**Problem details**
Reproduce the listing below without changes, except that pictures are left out.

*** Material ***

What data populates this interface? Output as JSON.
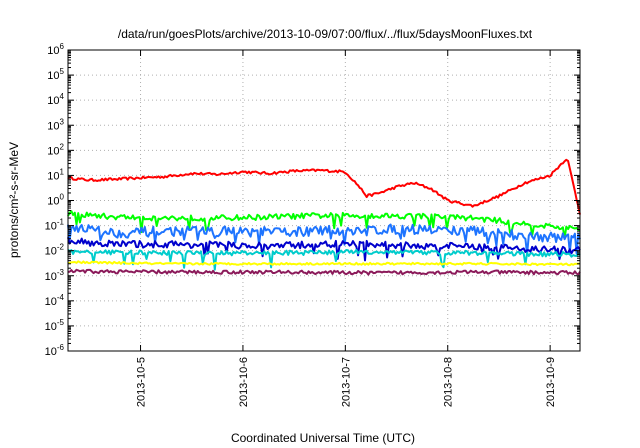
{
  "chart_data": {
    "type": "line",
    "title": "/data/run/goesPlots/archive/2013-10-09/07:00/flux/../flux/5daysMoonFluxes.txt",
    "xlabel": "Coordinated Universal Time (UTC)",
    "ylabel": "protons/cm²-s-sr-MeV",
    "yscale": "log",
    "ylim_exp": [
      -6,
      6
    ],
    "xlim": [
      "2013-10-04T07:00",
      "2013-10-09T07:00"
    ],
    "grid": true,
    "x_ticks": [
      "2013-10-5",
      "2013-10-6",
      "2013-10-7",
      "2013-10-8",
      "2013-10-9"
    ],
    "y_tick_exponents": [
      -6,
      -5,
      -4,
      -3,
      -2,
      -1,
      0,
      1,
      2,
      3,
      4,
      5,
      6
    ],
    "series": [
      {
        "color": "#ff0000",
        "x": [
          "2013-10-04T07:00",
          "2013-10-04T12:00",
          "2013-10-04T18:00",
          "2013-10-05T00:00",
          "2013-10-05T06:00",
          "2013-10-05T12:00",
          "2013-10-05T18:00",
          "2013-10-06T00:00",
          "2013-10-06T06:00",
          "2013-10-06T12:00",
          "2013-10-06T18:00",
          "2013-10-07T00:00",
          "2013-10-07T03:00",
          "2013-10-07T05:00",
          "2013-10-07T08:00",
          "2013-10-07T12:00",
          "2013-10-07T16:00",
          "2013-10-07T20:00",
          "2013-10-08T00:00",
          "2013-10-08T06:00",
          "2013-10-08T12:00",
          "2013-10-08T18:00",
          "2013-10-09T00:00",
          "2013-10-09T04:00",
          "2013-10-09T07:00"
        ],
        "y": [
          8,
          6.5,
          7,
          8,
          9,
          12,
          11,
          14,
          12,
          15,
          16,
          14,
          4,
          1.5,
          2,
          3.5,
          5,
          3,
          1,
          0.6,
          1.5,
          5,
          10,
          50,
          0.3
        ]
      },
      {
        "color": "#00ff00",
        "x": [
          "2013-10-04T07:00",
          "2013-10-04T18:00",
          "2013-10-05T06:00",
          "2013-10-05T18:00",
          "2013-10-06T06:00",
          "2013-10-06T18:00",
          "2013-10-07T06:00",
          "2013-10-07T18:00",
          "2013-10-08T06:00",
          "2013-10-08T18:00",
          "2013-10-09T07:00"
        ],
        "y": [
          0.3,
          0.22,
          0.2,
          0.2,
          0.22,
          0.25,
          0.25,
          0.24,
          0.2,
          0.12,
          0.07
        ]
      },
      {
        "color": "#1e74ff",
        "x": [
          "2013-10-04T07:00",
          "2013-10-04T18:00",
          "2013-10-05T06:00",
          "2013-10-05T18:00",
          "2013-10-06T06:00",
          "2013-10-06T18:00",
          "2013-10-07T06:00",
          "2013-10-07T18:00",
          "2013-10-08T06:00",
          "2013-10-08T18:00",
          "2013-10-09T07:00"
        ],
        "y": [
          0.1,
          0.05,
          0.06,
          0.06,
          0.055,
          0.06,
          0.07,
          0.07,
          0.06,
          0.04,
          0.03
        ]
      },
      {
        "color": "#0000cc",
        "x": [
          "2013-10-04T07:00",
          "2013-10-04T18:00",
          "2013-10-05T06:00",
          "2013-10-05T18:00",
          "2013-10-06T06:00",
          "2013-10-06T18:00",
          "2013-10-07T06:00",
          "2013-10-07T18:00",
          "2013-10-08T06:00",
          "2013-10-08T18:00",
          "2013-10-09T07:00"
        ],
        "y": [
          0.025,
          0.018,
          0.018,
          0.017,
          0.015,
          0.018,
          0.018,
          0.015,
          0.015,
          0.012,
          0.01
        ]
      },
      {
        "color": "#00cccc",
        "x": [
          "2013-10-04T07:00",
          "2013-10-05T07:00",
          "2013-10-06T07:00",
          "2013-10-07T07:00",
          "2013-10-08T07:00",
          "2013-10-09T07:00"
        ],
        "y": [
          0.009,
          0.008,
          0.008,
          0.009,
          0.008,
          0.007
        ]
      },
      {
        "color": "#ffff00",
        "x": [
          "2013-10-04T07:00",
          "2013-10-05T07:00",
          "2013-10-06T07:00",
          "2013-10-07T07:00",
          "2013-10-08T07:00",
          "2013-10-09T07:00"
        ],
        "y": [
          0.0035,
          0.003,
          0.003,
          0.003,
          0.003,
          0.0028
        ]
      },
      {
        "color": "#8b1a5a",
        "x": [
          "2013-10-04T07:00",
          "2013-10-05T07:00",
          "2013-10-06T07:00",
          "2013-10-07T07:00",
          "2013-10-08T07:00",
          "2013-10-09T07:00"
        ],
        "y": [
          0.0015,
          0.0014,
          0.0014,
          0.0013,
          0.0014,
          0.0013
        ]
      }
    ]
  }
}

***

**Written solution**
What data populates this interface? Output as JSON.
{
  "chart_data": {
    "type": "line",
    "title": "/data/run/goesPlots/archive/2013-10-09/07:00/flux/../flux/5daysMoonFluxes.txt",
    "xlabel": "Coordinated Universal Time (UTC)",
    "ylabel": "protons/cm²-s-sr-MeV",
    "yscale": "log",
    "ylim_exp": [
      -6,
      6
    ],
    "xlim": [
      "2013-10-04T07:00",
      "2013-10-09T07:00"
    ],
    "grid": true,
    "x_ticks": [
      "2013-10-5",
      "2013-10-6",
      "2013-10-7",
      "2013-10-8",
      "2013-10-9"
    ],
    "y_tick_exponents": [
      -6,
      -5,
      -4,
      -3,
      -2,
      -1,
      0,
      1,
      2,
      3,
      4,
      5,
      6
    ],
    "series": [
      {
        "color": "#ff0000",
        "x": [
          "2013-10-04T07:00",
          "2013-10-04T12:00",
          "2013-10-04T18:00",
          "2013-10-05T00:00",
          "2013-10-05T06:00",
          "2013-10-05T12:00",
          "2013-10-05T18:00",
          "2013-10-06T00:00",
          "2013-10-06T06:00",
          "2013-10-06T12:00",
          "2013-10-06T18:00",
          "2013-10-07T00:00",
          "2013-10-07T03:00",
          "2013-10-07T05:00",
          "2013-10-07T08:00",
          "2013-10-07T12:00",
          "2013-10-07T16:00",
          "2013-10-07T20:00",
          "2013-10-08T00:00",
          "2013-10-08T06:00",
          "2013-10-08T12:00",
          "2013-10-08T18:00",
          "2013-10-09T00:00",
          "2013-10-09T04:00",
          "2013-10-09T07:00"
        ],
        "y": [
          8,
          6.5,
          7,
          8,
          9,
          12,
          11,
          14,
          12,
          15,
          16,
          14,
          4,
          1.5,
          2,
          3.5,
          5,
          3,
          1,
          0.6,
          1.5,
          5,
          10,
          50,
          0.3
        ]
      },
      {
        "color": "#00ff00",
        "x": [
          "2013-10-04T07:00",
          "2013-10-04T18:00",
          "2013-10-05T06:00",
          "2013-10-05T18:00",
          "2013-10-06T06:00",
          "2013-10-06T18:00",
          "2013-10-07T06:00",
          "2013-10-07T18:00",
          "2013-10-08T06:00",
          "2013-10-08T18:00",
          "2013-10-09T07:00"
        ],
        "y": [
          0.3,
          0.22,
          0.2,
          0.2,
          0.22,
          0.25,
          0.25,
          0.24,
          0.2,
          0.12,
          0.07
        ]
      },
      {
        "color": "#1e74ff",
        "x": [
          "2013-10-04T07:00",
          "2013-10-04T18:00",
          "2013-10-05T06:00",
          "2013-10-05T18:00",
          "2013-10-06T06:00",
          "2013-10-06T18:00",
          "2013-10-07T06:00",
          "2013-10-07T18:00",
          "2013-10-08T06:00",
          "2013-10-08T18:00",
          "2013-10-09T07:00"
        ],
        "y": [
          0.1,
          0.05,
          0.06,
          0.06,
          0.055,
          0.06,
          0.07,
          0.07,
          0.06,
          0.04,
          0.03
        ]
      },
      {
        "color": "#0000cc",
        "x": [
          "2013-10-04T07:00",
          "2013-10-04T18:00",
          "2013-10-05T06:00",
          "2013-10-05T18:00",
          "2013-10-06T06:00",
          "2013-10-06T18:00",
          "2013-10-07T06:00",
          "2013-10-07T18:00",
          "2013-10-08T06:00",
          "2013-10-08T18:00",
          "2013-10-09T07:00"
        ],
        "y": [
          0.025,
          0.018,
          0.018,
          0.017,
          0.015,
          0.018,
          0.018,
          0.015,
          0.015,
          0.012,
          0.01
        ]
      },
      {
        "color": "#00cccc",
        "x": [
          "2013-10-04T07:00",
          "2013-10-05T07:00",
          "2013-10-06T07:00",
          "2013-10-07T07:00",
          "2013-10-08T07:00",
          "2013-10-09T07:00"
        ],
        "y": [
          0.009,
          0.008,
          0.008,
          0.009,
          0.008,
          0.007
        ]
      },
      {
        "color": "#ffff00",
        "x": [
          "2013-10-04T07:00",
          "2013-10-05T07:00",
          "2013-10-06T07:00",
          "2013-10-07T07:00",
          "2013-10-08T07:00",
          "2013-10-09T07:00"
        ],
        "y": [
          0.0035,
          0.003,
          0.003,
          0.003,
          0.003,
          0.0028
        ]
      },
      {
        "color": "#8b1a5a",
        "x": [
          "2013-10-04T07:00",
          "2013-10-05T07:00",
          "2013-10-06T07:00",
          "2013-10-07T07:00",
          "2013-10-08T07:00",
          "2013-10-09T07:00"
        ],
        "y": [
          0.0015,
          0.0014,
          0.0014,
          0.0013,
          0.0014,
          0.0013
        ]
      }
    ]
  }
}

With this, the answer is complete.